-- begin Excerpted data --
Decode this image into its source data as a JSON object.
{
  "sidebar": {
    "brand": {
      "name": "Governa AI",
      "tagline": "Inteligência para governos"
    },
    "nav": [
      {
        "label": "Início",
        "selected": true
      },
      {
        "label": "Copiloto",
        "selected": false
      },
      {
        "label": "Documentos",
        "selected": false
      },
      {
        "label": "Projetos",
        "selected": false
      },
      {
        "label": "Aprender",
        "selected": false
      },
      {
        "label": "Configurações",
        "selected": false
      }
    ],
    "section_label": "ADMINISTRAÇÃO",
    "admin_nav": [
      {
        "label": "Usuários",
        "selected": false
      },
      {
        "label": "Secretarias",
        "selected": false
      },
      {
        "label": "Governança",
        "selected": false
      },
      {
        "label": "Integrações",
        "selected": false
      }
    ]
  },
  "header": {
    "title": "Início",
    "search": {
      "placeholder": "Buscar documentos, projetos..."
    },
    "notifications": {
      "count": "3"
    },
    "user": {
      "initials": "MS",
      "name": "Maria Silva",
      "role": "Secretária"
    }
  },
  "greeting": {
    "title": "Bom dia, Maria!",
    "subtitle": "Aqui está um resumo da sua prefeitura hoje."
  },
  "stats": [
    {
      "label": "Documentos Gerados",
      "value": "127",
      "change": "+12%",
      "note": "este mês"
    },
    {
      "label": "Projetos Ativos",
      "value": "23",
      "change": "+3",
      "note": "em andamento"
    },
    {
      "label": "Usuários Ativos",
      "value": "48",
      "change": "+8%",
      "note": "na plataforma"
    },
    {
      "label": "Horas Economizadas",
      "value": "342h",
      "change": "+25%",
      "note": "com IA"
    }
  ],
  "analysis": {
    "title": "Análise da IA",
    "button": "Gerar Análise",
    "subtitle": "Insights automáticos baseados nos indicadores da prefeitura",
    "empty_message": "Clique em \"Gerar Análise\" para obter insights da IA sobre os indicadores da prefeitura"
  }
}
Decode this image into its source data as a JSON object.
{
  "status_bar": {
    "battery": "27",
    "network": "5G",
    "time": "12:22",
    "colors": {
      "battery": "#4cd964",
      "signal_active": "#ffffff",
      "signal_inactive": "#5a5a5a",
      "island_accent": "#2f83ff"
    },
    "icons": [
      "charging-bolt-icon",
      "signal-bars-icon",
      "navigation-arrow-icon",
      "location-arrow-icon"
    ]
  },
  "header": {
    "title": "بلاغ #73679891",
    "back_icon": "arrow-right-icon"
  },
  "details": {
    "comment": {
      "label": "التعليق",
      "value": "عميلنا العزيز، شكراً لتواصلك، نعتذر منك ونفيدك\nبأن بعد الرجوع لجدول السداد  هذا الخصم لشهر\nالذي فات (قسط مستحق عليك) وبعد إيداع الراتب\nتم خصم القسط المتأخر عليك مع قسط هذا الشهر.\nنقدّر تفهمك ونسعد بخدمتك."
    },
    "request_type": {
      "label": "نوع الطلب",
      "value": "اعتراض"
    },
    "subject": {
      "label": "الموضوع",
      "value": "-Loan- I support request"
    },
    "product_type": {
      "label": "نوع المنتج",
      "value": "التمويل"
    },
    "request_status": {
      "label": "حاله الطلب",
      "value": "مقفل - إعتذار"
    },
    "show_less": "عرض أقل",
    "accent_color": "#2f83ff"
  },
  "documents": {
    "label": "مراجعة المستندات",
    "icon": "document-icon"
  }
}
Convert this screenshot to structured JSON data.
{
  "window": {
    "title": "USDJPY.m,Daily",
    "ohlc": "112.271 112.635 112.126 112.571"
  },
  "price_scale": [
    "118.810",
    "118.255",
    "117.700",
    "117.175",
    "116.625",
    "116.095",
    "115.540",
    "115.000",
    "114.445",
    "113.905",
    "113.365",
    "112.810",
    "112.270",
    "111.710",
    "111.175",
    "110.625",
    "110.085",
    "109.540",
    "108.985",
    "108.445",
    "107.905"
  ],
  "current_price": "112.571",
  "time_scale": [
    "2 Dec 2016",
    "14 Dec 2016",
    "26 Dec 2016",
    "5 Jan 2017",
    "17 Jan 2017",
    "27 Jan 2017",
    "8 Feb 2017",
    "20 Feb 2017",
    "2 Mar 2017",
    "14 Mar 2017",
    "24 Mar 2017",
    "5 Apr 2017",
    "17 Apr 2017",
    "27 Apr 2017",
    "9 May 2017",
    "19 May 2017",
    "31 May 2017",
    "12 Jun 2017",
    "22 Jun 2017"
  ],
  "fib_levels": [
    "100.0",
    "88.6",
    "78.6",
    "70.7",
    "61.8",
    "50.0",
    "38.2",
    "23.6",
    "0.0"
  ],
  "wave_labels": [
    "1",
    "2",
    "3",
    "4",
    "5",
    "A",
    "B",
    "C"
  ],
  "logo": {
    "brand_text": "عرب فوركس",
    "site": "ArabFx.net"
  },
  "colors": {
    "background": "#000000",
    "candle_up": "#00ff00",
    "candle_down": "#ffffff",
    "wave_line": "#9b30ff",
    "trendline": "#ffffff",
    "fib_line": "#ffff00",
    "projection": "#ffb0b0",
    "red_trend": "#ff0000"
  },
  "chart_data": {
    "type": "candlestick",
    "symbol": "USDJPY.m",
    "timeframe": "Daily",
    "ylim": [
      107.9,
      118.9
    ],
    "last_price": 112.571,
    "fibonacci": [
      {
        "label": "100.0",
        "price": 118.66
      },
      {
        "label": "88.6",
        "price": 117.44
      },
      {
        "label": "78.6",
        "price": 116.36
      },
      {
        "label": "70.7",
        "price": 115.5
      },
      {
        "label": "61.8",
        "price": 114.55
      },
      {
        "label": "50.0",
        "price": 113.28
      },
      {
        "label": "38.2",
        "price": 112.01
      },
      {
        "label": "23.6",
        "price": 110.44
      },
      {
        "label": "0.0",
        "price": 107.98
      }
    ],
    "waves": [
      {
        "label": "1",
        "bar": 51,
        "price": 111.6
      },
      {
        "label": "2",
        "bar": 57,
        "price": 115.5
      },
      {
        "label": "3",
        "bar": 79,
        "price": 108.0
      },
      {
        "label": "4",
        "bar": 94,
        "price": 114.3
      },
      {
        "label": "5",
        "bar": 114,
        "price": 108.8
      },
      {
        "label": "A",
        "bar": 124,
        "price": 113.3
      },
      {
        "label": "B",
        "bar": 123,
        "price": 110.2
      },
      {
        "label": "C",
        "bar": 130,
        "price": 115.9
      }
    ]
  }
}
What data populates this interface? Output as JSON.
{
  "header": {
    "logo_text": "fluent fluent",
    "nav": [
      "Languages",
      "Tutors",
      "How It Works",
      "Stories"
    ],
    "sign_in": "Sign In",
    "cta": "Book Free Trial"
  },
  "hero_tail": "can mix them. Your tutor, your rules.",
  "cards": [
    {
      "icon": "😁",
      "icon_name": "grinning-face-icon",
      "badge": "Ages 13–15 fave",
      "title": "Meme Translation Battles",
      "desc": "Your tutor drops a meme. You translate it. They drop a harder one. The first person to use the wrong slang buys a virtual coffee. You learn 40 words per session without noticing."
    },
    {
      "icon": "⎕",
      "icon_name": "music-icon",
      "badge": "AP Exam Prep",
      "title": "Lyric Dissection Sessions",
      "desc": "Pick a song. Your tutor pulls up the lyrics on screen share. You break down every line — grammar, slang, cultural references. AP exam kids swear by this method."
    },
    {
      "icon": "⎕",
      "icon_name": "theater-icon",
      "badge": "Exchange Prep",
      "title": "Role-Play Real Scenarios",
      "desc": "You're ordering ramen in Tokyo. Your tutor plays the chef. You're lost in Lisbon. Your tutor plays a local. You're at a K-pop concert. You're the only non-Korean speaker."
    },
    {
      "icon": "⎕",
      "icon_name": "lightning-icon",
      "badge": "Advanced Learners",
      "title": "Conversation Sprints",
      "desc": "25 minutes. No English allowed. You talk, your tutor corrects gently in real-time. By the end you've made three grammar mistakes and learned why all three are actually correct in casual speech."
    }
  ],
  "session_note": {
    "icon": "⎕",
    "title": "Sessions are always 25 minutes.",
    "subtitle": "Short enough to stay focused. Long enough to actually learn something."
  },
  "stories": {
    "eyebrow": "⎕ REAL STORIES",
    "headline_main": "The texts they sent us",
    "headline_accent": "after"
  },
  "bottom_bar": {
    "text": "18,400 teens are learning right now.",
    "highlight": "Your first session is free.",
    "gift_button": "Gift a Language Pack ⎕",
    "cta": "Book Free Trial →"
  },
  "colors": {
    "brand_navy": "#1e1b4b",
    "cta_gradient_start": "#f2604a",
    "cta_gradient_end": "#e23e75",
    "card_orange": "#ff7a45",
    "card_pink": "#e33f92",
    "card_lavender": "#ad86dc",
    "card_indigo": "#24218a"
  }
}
-- end Excerpted data --
— Exercise description —
Only the number is wanted: how many lines in the data include the string "ffffff"?

— Exercise output —
3